··· Records supplied

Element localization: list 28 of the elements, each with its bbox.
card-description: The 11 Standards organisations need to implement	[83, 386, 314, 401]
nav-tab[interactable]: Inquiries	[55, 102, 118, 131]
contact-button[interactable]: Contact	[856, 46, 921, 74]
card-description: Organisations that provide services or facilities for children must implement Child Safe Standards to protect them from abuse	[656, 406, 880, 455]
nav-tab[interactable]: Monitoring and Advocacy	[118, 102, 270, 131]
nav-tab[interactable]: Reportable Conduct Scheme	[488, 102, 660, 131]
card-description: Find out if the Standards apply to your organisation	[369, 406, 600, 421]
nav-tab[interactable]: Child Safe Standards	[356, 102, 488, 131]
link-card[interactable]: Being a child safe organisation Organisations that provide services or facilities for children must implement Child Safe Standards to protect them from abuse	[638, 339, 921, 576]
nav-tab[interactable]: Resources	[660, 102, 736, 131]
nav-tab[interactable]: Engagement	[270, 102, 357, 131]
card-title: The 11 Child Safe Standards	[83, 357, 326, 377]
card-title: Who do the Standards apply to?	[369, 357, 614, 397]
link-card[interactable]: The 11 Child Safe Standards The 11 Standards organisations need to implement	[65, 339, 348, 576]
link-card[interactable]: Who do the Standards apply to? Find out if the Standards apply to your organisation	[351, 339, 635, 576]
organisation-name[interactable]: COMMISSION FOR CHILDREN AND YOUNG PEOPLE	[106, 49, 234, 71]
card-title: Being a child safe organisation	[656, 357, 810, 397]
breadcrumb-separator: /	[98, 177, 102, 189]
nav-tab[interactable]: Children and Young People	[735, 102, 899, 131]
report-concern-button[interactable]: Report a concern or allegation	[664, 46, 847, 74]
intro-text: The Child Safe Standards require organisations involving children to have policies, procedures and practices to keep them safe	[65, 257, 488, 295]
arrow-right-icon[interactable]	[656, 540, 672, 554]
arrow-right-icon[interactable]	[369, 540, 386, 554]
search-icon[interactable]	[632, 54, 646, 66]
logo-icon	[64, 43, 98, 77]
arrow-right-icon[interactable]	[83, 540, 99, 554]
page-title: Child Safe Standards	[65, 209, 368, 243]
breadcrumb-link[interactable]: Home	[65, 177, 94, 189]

······

Copy every one of the lines above without any alteration.

Element localization: list 28 of the elements, each with its bbox.
card-description: The 11 Standards organisations need to implement	[83, 386, 314, 401]
nav-tab[interactable]: Inquiries	[55, 102, 118, 131]
contact-button[interactable]: Contact	[856, 46, 921, 74]
card-description: Organisations that provide services or facilities for children must implement Child Safe Standards to protect them from abuse	[656, 406, 880, 455]
nav-tab[interactable]: Monitoring and Advocacy	[118, 102, 270, 131]
nav-tab[interactable]: Reportable Conduct Scheme	[488, 102, 660, 131]
card-description: Find out if the Standards apply to your organisation	[369, 406, 600, 421]
nav-tab[interactable]: Child Safe Standards	[356, 102, 488, 131]
link-card[interactable]: Being a child safe organisation Organisations that provide services or facilities for children must implement Child Safe Standards to protect them from abuse	[638, 339, 921, 576]
nav-tab[interactable]: Resources	[660, 102, 736, 131]
nav-tab[interactable]: Engagement	[270, 102, 357, 131]
card-title: The 11 Child Safe Standards	[83, 357, 326, 377]
card-title: Who do the Standards apply to?	[369, 357, 614, 397]
link-card[interactable]: The 11 Child Safe Standards The 11 Standards organisations need to implement	[65, 339, 348, 576]
link-card[interactable]: Who do the Standards apply to? Find out if the Standards apply to your organisation	[351, 339, 635, 576]
organisation-name[interactable]: COMMISSION FOR CHILDREN AND YOUNG PEOPLE	[106, 49, 234, 71]
card-title: Being a child safe organisation	[656, 357, 810, 397]
breadcrumb-separator: /	[98, 177, 102, 189]
nav-tab[interactable]: Children and Young People	[735, 102, 899, 131]
report-concern-button[interactable]: Report a concern or allegation	[664, 46, 847, 74]
intro-text: The Child Safe Standards require organisations involving children to have policies, procedures and practices to keep them safe	[65, 257, 488, 295]
arrow-right-icon[interactable]	[656, 540, 672, 554]
arrow-right-icon[interactable]	[369, 540, 386, 554]
search-icon[interactable]	[632, 54, 646, 66]
logo-icon	[64, 43, 98, 77]
arrow-right-icon[interactable]	[83, 540, 99, 554]
page-title: Child Safe Standards	[65, 209, 368, 243]
breadcrumb-link[interactable]: Home	[65, 177, 94, 189]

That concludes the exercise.